Aim of the exercise: Only the number is wanted: how many lines contain the string "воздуха"?

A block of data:
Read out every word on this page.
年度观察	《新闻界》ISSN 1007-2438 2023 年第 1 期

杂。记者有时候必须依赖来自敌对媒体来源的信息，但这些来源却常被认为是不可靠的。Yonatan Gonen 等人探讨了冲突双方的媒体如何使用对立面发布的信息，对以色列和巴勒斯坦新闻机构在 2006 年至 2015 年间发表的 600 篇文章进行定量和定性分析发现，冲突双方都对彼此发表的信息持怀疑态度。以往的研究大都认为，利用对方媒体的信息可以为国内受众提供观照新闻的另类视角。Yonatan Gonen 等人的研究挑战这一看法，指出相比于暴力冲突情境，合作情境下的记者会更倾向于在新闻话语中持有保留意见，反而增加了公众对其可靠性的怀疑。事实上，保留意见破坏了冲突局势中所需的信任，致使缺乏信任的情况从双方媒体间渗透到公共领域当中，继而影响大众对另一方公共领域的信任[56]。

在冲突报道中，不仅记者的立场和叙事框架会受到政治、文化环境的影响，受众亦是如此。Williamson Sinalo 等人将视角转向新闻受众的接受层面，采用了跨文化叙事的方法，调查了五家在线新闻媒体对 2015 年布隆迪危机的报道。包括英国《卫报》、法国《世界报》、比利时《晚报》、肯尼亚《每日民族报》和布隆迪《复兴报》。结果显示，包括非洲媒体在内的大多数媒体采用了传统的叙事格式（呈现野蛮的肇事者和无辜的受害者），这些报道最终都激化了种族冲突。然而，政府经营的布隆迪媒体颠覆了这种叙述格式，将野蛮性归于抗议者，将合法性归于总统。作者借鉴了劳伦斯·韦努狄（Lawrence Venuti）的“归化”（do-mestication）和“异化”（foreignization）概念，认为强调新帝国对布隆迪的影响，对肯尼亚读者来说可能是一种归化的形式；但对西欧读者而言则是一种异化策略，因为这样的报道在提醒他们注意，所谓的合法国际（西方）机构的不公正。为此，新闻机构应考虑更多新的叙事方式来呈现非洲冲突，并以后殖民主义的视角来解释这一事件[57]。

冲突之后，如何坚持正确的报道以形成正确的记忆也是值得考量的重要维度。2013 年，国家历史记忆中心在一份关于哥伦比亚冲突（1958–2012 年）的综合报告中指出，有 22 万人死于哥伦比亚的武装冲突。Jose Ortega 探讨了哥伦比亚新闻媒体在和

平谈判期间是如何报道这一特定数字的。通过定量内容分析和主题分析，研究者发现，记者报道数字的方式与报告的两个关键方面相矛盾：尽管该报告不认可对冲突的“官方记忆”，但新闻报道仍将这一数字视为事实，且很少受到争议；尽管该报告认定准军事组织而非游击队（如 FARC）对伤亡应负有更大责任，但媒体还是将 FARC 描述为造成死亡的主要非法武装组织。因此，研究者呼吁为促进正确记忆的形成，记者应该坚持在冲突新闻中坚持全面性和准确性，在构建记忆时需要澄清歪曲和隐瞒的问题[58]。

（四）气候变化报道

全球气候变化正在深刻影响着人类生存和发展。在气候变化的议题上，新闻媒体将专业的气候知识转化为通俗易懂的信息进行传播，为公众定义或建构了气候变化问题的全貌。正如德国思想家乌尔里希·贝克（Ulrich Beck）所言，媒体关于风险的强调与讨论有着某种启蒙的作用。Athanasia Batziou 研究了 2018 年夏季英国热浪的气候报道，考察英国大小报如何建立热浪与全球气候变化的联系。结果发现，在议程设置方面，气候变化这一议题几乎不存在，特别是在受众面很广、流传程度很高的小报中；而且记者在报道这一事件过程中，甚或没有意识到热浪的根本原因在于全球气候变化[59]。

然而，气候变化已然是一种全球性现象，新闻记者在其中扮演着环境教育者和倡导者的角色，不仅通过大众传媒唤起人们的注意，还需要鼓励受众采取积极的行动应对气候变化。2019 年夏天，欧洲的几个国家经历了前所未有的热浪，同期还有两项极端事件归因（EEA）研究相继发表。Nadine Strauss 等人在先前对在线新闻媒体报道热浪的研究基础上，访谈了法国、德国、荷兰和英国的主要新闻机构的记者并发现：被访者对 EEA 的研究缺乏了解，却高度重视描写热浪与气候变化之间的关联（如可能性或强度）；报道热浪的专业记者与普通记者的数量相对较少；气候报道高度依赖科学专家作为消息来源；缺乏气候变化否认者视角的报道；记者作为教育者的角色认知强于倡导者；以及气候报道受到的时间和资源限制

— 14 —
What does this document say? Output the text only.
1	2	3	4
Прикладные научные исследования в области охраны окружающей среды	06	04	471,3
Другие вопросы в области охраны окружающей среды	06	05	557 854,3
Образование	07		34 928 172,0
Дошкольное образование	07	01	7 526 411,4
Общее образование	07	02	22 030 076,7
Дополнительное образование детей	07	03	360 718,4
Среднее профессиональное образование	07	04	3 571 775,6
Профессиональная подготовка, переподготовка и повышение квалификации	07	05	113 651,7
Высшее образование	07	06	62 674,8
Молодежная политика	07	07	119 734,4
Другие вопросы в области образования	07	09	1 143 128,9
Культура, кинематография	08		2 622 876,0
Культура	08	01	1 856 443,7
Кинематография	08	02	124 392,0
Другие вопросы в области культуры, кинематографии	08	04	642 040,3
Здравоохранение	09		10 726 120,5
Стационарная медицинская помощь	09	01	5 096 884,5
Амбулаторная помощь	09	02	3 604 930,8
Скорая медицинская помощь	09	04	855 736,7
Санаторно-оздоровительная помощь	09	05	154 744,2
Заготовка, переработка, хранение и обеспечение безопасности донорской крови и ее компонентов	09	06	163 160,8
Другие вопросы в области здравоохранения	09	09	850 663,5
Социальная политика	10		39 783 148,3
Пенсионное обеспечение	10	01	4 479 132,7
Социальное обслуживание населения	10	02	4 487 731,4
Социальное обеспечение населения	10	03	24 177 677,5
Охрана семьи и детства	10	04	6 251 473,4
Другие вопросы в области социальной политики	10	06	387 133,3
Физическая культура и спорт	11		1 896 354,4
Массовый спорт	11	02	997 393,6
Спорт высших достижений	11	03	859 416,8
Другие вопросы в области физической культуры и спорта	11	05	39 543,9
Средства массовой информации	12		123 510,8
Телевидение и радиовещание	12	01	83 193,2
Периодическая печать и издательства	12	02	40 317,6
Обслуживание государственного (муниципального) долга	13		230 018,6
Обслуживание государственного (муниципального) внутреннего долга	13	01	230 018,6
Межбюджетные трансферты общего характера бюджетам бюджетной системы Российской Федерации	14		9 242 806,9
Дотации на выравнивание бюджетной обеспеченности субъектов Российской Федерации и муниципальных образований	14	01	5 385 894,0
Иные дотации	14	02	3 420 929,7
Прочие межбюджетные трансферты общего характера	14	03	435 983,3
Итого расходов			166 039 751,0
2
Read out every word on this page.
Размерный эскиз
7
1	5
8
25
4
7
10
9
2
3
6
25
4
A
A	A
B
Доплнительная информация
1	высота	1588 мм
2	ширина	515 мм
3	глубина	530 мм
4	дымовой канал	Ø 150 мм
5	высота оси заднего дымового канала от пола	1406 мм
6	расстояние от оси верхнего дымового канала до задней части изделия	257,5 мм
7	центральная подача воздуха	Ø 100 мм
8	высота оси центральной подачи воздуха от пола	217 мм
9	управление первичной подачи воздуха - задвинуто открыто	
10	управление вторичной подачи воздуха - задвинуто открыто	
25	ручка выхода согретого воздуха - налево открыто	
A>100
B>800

The result: 5